> [Exercise requirements] Take from the listing each line that has the string "text".

[Saved entries]
§
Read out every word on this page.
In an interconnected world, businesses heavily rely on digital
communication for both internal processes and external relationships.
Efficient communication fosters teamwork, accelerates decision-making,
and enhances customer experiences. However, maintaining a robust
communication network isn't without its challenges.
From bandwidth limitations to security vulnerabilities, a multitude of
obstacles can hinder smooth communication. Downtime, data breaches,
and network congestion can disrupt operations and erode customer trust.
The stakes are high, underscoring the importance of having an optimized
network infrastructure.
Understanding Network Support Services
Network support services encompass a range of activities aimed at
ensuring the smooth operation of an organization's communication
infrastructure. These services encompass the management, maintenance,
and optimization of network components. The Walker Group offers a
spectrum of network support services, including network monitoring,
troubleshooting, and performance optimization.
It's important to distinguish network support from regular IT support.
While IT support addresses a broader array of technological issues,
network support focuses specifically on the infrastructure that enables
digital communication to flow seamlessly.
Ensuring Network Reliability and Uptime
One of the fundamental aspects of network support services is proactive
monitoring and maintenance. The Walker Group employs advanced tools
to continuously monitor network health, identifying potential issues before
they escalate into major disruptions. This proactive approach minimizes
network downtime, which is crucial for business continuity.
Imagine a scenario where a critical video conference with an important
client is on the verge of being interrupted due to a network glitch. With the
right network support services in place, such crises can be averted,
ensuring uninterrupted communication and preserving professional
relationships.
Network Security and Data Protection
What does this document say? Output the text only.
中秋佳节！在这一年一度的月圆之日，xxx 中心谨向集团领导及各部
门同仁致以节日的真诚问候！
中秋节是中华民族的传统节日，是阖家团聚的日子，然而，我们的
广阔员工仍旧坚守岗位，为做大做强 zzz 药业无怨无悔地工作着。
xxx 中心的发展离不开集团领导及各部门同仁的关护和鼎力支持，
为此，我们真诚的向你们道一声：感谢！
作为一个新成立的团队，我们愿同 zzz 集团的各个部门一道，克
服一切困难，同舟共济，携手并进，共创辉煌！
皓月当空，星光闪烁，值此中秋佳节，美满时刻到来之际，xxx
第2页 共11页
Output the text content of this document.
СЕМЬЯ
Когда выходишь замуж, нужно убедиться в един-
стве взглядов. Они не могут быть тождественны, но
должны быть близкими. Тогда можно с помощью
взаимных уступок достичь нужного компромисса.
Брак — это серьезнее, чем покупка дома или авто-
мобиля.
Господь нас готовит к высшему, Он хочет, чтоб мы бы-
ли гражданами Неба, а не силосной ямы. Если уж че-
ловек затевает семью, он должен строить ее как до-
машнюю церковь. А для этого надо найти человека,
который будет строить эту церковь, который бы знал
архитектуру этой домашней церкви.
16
§
> [Output of the exercise]
What does this document say? Output the text only.
Output the text content of this document.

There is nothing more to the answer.